Selection ->
______________________________
Re: [Jack-Devel] Writing an IEEE 802.1BA (AVB) compliant network backend for Jack2
IEEE 1722 (I apologize for getting the number wrong perviously)
specifies the PTP that is a subset for AVB. It most definitely does not
have epoch in it and is not traceable to Greenwich. Don't try to use PTP
as a replacement for NTP. Even IEEE1588 for instruments doesn't require
epoch.
Now we're way far afield of Jack.
Duncan
On 03/04/2011 03:56 AM, torbenh wrote:
> On Thu, Mar 03, 2011 at 10:42:32PM -0600, Chris Caudle wrote:
>> On Thu, March 3, Duncan Gray wrote:
>>> If the NIC doesn't have one, the timestamp resolution
>>> of a kernel PTP is one jiffy.
>> I think Torben already pointed out that you would probably use high
>> resolution timers, and not the jiffy based timers.
> yeah. they have nanoseconds resolution, and the only problem is that
> querying them takes some time. but i think we are in the order of a few
> ns here.
>
> but i think its true, that the current software time stamping is jiffy
> based. i fix that on the way, though.
>
>>> The AES-11 frequency accuracy (Grade-2) spec of 10 ppm for a
>>> clock is nice, but probably won't be present in any PTP stream
>>> from anyone I know of except Apogee.
>> The time and instrumentation guys will definitely have better than that.
>> You can already get PTP clocks from Symmetricom which will lock to GPS and
>> give you long term accuracies better than 1ppb (10^-9).
>> http://www.symmetricom.com/products/ieee-1588-ptp-solutions/
>>
>>> Absolute frequency is not AVB's strength. The local clock
>>> on the motherboard, servoed to NTP will be good enough.
>>> What application might demand such low jitter RTC?
>> Absolute frequency accuracy and jitter are independent concepts. There is
>> no reason that the long term average frequency could not approach
>> trivially close to 0 error if you are locked to a stratum 1 source such as
>> GPS.
>> Jitter is a more difficult issue, and you will have the same kinds of
>> problems deriving a frame or bit clock from PTP as from Firewire.
>> Probably worse, you will definitely need a lot of jitter attenuation on
>> your sampling clock PLL.
______________________________
(Items listed in a dataset)
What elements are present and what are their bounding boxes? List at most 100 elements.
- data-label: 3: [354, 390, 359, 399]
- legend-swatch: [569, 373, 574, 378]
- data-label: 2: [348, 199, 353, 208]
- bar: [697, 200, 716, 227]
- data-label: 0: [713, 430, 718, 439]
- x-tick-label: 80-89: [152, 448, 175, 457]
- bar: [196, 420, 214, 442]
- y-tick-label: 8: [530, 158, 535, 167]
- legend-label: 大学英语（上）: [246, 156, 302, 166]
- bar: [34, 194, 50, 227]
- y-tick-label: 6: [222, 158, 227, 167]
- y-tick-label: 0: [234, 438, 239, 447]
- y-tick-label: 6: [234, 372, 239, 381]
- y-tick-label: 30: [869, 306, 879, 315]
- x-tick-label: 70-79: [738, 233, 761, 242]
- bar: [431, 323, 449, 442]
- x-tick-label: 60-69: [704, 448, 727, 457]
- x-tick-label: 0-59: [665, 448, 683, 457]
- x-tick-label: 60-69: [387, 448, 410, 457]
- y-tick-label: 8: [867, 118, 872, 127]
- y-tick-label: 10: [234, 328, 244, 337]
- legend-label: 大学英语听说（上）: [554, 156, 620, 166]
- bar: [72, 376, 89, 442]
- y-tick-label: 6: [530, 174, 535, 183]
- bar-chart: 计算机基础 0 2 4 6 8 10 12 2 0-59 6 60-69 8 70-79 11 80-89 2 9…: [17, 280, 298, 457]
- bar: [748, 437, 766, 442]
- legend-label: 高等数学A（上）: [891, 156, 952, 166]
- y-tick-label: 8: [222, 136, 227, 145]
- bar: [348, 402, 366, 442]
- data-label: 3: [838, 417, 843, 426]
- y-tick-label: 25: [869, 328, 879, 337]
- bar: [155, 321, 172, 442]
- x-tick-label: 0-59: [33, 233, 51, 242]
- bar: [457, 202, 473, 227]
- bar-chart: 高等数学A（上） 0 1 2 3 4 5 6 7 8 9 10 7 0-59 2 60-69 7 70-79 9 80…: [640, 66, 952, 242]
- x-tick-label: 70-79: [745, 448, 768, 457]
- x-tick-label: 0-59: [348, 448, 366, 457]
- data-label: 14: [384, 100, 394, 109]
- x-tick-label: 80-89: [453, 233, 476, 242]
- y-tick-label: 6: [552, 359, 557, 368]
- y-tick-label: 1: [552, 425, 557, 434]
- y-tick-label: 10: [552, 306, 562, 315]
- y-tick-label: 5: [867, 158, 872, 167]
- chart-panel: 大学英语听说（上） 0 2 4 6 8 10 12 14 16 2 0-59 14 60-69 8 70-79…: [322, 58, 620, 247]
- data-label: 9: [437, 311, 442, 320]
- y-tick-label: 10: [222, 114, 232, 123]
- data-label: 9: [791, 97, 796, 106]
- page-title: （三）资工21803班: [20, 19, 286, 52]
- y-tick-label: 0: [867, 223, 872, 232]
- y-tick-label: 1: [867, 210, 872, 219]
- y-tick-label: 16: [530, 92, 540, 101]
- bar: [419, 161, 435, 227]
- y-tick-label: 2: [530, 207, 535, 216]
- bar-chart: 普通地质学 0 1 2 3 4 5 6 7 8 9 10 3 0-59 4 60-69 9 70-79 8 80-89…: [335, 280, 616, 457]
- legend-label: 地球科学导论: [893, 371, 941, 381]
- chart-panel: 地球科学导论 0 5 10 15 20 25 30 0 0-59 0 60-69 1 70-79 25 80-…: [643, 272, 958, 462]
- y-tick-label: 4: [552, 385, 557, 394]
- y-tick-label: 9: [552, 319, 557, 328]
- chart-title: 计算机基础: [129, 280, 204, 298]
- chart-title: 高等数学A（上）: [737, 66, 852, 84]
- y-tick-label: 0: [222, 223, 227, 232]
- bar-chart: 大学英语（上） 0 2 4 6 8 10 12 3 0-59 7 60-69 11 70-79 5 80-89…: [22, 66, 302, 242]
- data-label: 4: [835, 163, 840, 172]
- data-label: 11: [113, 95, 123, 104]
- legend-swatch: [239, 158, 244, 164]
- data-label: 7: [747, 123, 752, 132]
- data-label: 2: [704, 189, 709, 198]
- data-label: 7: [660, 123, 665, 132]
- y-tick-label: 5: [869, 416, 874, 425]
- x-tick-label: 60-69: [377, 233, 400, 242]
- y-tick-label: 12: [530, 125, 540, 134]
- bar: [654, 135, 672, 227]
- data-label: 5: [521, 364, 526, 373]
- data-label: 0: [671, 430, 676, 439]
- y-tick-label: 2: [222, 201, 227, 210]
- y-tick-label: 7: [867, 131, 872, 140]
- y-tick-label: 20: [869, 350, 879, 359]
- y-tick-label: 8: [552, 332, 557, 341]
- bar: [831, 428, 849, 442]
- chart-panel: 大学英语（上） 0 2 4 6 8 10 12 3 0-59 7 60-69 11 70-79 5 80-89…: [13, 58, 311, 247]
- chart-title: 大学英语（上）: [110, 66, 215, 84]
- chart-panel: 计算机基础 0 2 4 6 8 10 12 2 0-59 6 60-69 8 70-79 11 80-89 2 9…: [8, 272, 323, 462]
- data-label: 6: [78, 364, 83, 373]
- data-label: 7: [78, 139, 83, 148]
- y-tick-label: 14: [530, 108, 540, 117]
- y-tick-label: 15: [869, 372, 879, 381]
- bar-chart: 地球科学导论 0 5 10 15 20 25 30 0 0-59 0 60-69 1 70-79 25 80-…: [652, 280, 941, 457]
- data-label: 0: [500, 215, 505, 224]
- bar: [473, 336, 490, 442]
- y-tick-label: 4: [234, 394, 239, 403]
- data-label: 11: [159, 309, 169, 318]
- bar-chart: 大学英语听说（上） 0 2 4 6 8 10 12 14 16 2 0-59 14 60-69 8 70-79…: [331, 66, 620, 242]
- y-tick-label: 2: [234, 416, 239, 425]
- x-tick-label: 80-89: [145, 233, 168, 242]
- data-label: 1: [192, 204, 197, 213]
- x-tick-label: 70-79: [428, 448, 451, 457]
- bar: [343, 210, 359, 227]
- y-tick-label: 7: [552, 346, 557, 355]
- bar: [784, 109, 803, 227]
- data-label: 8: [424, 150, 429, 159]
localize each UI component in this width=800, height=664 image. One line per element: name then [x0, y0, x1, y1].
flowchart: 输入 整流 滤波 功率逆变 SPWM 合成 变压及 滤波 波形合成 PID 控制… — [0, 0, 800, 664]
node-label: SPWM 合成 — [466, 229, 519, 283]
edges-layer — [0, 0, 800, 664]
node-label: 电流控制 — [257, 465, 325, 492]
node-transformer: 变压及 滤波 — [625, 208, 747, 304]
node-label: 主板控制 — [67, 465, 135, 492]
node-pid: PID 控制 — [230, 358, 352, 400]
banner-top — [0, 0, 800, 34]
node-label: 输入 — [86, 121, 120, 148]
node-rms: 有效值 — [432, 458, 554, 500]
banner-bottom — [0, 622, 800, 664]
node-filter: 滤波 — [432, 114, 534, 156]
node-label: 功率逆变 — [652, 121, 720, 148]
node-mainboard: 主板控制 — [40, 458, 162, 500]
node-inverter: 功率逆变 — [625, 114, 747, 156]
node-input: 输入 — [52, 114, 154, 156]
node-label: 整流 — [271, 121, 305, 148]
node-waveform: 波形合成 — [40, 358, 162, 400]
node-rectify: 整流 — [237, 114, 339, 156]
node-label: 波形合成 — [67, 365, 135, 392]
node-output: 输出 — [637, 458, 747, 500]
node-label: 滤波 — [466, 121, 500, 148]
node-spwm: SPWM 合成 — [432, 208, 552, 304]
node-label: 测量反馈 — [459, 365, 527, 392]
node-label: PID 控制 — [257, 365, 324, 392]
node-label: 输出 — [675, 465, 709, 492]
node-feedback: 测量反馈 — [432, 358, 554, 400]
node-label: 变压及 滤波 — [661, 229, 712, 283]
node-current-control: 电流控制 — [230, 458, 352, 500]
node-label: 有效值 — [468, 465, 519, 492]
______________________________
Task instructions ->
a) Rewrite the mailing list message from "Re: [Jack-Devel] Writing" up to and including "afield of Jack.", swapping "epoch" for "absolute time" throughout.
b) In the mailing list message, why does Chris Caudle say the long-term average frequency error could approach zero? Answer in one to three sentences.
c) Go on with the mailing list message from its last shown line, in the same style.

Exercise answers ->
a)
Re: [Jack-Devel] Writing an IEEE 802.1BA (AVB) compliant network backend for Jack2
IEEE 1722 (I apologize for getting the number wrong perviously)
specifies the PTP that is a subset for AVB. It most definitely does not
have absolute time in it and is not traceable to Greenwich. Don't try to use PTP
as a replacement for NTP. Even IEEE1588 for instruments doesn't require
absolute time.
Now we're way far afield of Jack.

b) He says absolute frequency accuracy and jitter are independent concepts. If the clock is locked to a stratum 1 source such as GPS, there is no reason its long-term average frequency could not come trivially close to zero error.

c)
>>
>> I think we're getting off track here, though. This is jack-devel, not
>> network-attached-audio-equipment-devel. Let's start with the expectation
>> that someone else (or at least on a different mailing list) will make some
>> hardware that uses PTP to synchronize sampling clocks, does it properly
>> with lots of jitter attenuation, does it in a way that is AVB compliant,
>> and has some higher level protocol that we can use, probably based on
>> RTP/UDP/IP.
>> At that point, JACK just has to make sure it sends groups of packets with
>> audio samples, not too fast to overrun the buffers, not too slow to
>> underrun the buffers. That should be feasible with a software clock
>> implementation, either using hardware assist in the NIC, or (hopefully)
>> using a fully software implemented solution so that current generation
>> hardware without explicit PTP support can be used.
> my question about the suitability of the ptp clock to drive
> clock_realtime is based on the fact that the kernel people do not want
> to introduce different timebases (posix clocks) into the kernel, if
> there are no real reasons.
>
> if the ptp clock, was derived from gps, and was epoch based. there is
> actually no reason. we can just servo CLOCK_REALTIME to it, and do our
> timing based on this.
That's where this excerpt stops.